SET EXERCISE: Quote the records beneath, complete and exact. Leave out images.

** START OF DATA LISTING **

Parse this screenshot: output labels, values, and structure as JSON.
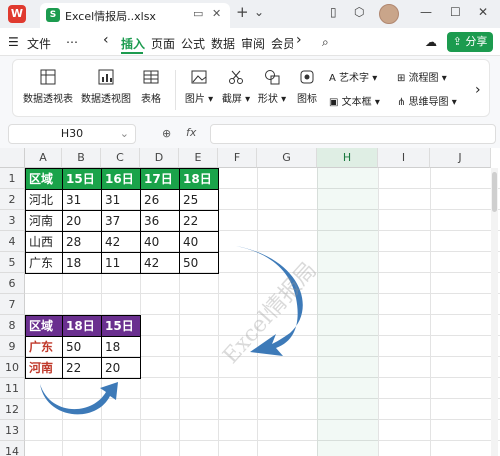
{
  "titlebar": {
    "logo": "W",
    "tab_icon": "S",
    "tab_title": "Excel情报局..xlsx",
    "new_tab": "+",
    "tab_menu": "⌄",
    "window_controls": [
      "—",
      "☐",
      "✕"
    ]
  },
  "menubar": {
    "file": "文件",
    "more": "⋯",
    "nav_left": "‹",
    "tabs": [
      "插入",
      "页面",
      "公式",
      "数据",
      "审阅",
      "会员"
    ],
    "nav_right": "›",
    "share": "分享"
  },
  "ribbon": {
    "pivot_table": "数据透视表",
    "pivot_chart": "数据透视图",
    "table": "表格",
    "picture": "图片",
    "screenshot": "截屏",
    "shapes": "形状",
    "icons": "图标",
    "wordart": "艺术字",
    "textbox": "文本框",
    "flowchart": "流程图",
    "mindmap": "思维导图"
  },
  "formula_bar": {
    "cell_ref": "H30",
    "fx": "fx",
    "zoom_icon": "⊕",
    "value": ""
  },
  "sheet": {
    "columns": [
      "A",
      "B",
      "C",
      "D",
      "E",
      "F",
      "G",
      "H",
      "I",
      "J"
    ],
    "active_column": "H",
    "rows": [
      "1",
      "2",
      "3",
      "4",
      "5",
      "6",
      "7",
      "8",
      "9",
      "10",
      "11",
      "12",
      "13",
      "14"
    ],
    "table1": {
      "header": [
        "区域",
        "15日",
        "16日",
        "17日",
        "18日"
      ],
      "rows": [
        [
          "河北",
          "31",
          "31",
          "26",
          "25"
        ],
        [
          "河南",
          "20",
          "37",
          "36",
          "22"
        ],
        [
          "山西",
          "28",
          "42",
          "40",
          "40"
        ],
        [
          "广东",
          "18",
          "11",
          "42",
          "50"
        ]
      ]
    },
    "table2": {
      "header": [
        "区域",
        "18日",
        "15日"
      ],
      "rows": [
        [
          "广东",
          "50",
          "18"
        ],
        [
          "河南",
          "22",
          "20"
        ]
      ]
    },
    "watermark": "Excel情报局"
  },
  "colors": {
    "accent": "#1c9b4f",
    "table1_header": "#1aa34a",
    "table2_header": "#6a2f8f",
    "highlight_text": "#c0392b",
    "arrow": "#3d7ab8"
  }
}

** END OF DATA LISTING **

RESULT OF THE TASK:
Parse this screenshot: output labels, values, and structure as JSON.
{
  "titlebar": {
    "logo": "W",
    "tab_icon": "S",
    "tab_title": "Excel情报局..xlsx",
    "new_tab": "+",
    "tab_menu": "⌄",
    "window_controls": [
      "—",
      "☐",
      "✕"
    ]
  },
  "menubar": {
    "file": "文件",
    "more": "⋯",
    "nav_left": "‹",
    "tabs": [
      "插入",
      "页面",
      "公式",
      "数据",
      "审阅",
      "会员"
    ],
    "nav_right": "›",
    "share": "分享"
  },
  "ribbon": {
    "pivot_table": "数据透视表",
    "pivot_chart": "数据透视图",
    "table": "表格",
    "picture": "图片",
    "screenshot": "截屏",
    "shapes": "形状",
    "icons": "图标",
    "wordart": "艺术字",
    "textbox": "文本框",
    "flowchart": "流程图",
    "mindmap": "思维导图"
  },
  "formula_bar": {
    "cell_ref": "H30",
    "fx": "fx",
    "zoom_icon": "⊕",
    "value": ""
  },
  "sheet": {
    "columns": [
      "A",
      "B",
      "C",
      "D",
      "E",
      "F",
      "G",
      "H",
      "I",
      "J"
    ],
    "active_column": "H",
    "rows": [
      "1",
      "2",
      "3",
      "4",
      "5",
      "6",
      "7",
      "8",
      "9",
      "10",
      "11",
      "12",
      "13",
      "14"
    ],
    "table1": {
      "header": [
        "区域",
        "15日",
        "16日",
        "17日",
        "18日"
      ],
      "rows": [
        [
          "河北",
          "31",
          "31",
          "26",
          "25"
        ],
        [
          "河南",
          "20",
          "37",
          "36",
          "22"
        ],
        [
          "山西",
          "28",
          "42",
          "40",
          "40"
        ],
        [
          "广东",
          "18",
          "11",
          "42",
          "50"
        ]
      ]
    },
    "table2": {
      "header": [
        "区域",
        "18日",
        "15日"
      ],
      "rows": [
        [
          "广东",
          "50",
          "18"
        ],
        [
          "河南",
          "22",
          "20"
        ]
      ]
    },
    "watermark": "Excel情报局"
  },
  "colors": {
    "accent": "#1c9b4f",
    "table1_header": "#1aa34a",
    "table2_header": "#6a2f8f",
    "highlight_text": "#c0392b",
    "arrow": "#3d7ab8"
  }
}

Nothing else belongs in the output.